● WORK REQUIRED:
Each line that holds the word "text" should be returned.
[Start ITEMS]
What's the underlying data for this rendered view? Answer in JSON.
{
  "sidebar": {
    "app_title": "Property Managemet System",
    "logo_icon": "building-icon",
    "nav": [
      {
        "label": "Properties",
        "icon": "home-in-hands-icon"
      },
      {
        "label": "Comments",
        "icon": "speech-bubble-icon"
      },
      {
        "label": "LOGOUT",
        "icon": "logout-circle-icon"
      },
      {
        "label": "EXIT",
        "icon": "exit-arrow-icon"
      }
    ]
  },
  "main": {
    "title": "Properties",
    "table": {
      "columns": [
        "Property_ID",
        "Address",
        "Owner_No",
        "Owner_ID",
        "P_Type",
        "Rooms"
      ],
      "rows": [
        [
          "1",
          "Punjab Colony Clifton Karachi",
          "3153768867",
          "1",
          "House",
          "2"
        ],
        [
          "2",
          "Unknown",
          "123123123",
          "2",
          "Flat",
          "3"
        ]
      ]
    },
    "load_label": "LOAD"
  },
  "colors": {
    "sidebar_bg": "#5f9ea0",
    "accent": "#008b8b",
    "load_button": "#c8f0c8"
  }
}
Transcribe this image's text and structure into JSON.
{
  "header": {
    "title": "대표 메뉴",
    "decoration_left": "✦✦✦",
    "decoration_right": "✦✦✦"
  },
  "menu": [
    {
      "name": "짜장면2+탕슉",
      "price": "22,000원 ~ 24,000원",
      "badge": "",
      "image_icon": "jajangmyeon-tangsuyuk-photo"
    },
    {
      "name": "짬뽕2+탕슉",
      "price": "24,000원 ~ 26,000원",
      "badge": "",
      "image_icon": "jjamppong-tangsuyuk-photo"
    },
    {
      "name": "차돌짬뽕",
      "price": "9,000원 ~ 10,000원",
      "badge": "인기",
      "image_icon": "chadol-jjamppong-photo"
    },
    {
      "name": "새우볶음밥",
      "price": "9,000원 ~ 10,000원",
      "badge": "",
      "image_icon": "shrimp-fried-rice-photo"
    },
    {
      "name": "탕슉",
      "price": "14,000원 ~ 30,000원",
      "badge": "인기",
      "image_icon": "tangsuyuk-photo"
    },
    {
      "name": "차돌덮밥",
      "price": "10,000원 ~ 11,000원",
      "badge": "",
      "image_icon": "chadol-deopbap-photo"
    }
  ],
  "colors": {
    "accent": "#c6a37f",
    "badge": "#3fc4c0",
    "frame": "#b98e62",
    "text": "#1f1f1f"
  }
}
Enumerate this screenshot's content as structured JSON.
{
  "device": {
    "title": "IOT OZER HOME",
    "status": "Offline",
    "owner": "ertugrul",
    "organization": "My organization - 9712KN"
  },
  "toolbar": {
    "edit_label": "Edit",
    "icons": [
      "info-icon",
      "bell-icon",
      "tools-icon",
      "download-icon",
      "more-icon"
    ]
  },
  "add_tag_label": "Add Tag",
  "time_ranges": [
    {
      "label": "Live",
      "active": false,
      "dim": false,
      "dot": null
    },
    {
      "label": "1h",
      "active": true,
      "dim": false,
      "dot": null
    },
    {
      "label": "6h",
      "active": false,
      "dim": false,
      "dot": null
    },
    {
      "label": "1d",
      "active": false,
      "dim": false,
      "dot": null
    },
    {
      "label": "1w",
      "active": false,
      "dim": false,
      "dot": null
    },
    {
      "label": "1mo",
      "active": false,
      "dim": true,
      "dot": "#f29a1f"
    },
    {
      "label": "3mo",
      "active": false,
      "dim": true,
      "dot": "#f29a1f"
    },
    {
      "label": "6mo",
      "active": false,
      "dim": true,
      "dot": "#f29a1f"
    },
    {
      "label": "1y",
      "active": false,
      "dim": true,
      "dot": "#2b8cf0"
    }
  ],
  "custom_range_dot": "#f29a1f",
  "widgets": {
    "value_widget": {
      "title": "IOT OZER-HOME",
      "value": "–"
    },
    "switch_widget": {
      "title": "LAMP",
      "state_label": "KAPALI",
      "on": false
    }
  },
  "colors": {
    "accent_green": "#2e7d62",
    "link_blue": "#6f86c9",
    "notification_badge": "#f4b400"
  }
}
[End ITEMS]
● ANSWER IN FULL:
Transcribe this image's text and structure into JSON.
    "text": "#1f1f1f"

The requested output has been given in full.